Description of the task
In the material below, list every line carrying the string "kind".
>>
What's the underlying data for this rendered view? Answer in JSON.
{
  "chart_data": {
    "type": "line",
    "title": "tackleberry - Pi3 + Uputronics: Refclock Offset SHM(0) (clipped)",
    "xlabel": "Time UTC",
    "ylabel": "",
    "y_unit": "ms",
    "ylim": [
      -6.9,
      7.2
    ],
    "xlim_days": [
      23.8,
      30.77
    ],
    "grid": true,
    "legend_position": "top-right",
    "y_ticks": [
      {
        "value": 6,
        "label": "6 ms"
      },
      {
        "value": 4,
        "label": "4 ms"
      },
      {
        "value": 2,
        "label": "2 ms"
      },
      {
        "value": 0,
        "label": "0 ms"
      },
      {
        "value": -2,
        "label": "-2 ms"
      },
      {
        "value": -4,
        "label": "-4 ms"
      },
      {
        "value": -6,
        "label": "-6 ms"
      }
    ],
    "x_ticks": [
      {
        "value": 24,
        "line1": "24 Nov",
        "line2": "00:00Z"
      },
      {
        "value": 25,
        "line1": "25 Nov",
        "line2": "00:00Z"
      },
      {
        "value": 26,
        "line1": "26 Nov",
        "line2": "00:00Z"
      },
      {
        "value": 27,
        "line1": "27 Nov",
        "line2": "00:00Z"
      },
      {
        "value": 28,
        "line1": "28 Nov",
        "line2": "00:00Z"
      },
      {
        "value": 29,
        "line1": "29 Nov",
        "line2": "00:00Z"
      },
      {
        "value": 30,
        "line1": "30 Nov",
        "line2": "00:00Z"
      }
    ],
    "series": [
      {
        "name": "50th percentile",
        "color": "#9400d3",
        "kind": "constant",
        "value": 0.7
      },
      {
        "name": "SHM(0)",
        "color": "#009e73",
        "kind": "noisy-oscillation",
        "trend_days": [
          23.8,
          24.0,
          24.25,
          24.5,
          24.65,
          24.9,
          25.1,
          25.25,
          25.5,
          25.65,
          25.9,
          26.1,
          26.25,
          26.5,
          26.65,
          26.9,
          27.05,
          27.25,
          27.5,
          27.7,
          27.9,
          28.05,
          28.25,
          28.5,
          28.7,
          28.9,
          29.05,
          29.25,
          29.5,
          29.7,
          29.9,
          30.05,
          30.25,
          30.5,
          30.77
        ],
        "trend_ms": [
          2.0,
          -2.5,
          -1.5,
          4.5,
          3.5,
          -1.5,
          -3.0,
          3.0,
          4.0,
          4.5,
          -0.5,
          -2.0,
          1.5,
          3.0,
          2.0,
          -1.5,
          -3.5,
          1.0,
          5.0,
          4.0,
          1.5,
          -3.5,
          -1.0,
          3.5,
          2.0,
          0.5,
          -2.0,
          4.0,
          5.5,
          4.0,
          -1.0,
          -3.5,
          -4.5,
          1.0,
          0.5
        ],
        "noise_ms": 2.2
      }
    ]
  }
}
<<
The solution
        "kind": "constant",
        "kind": "noisy-oscillation",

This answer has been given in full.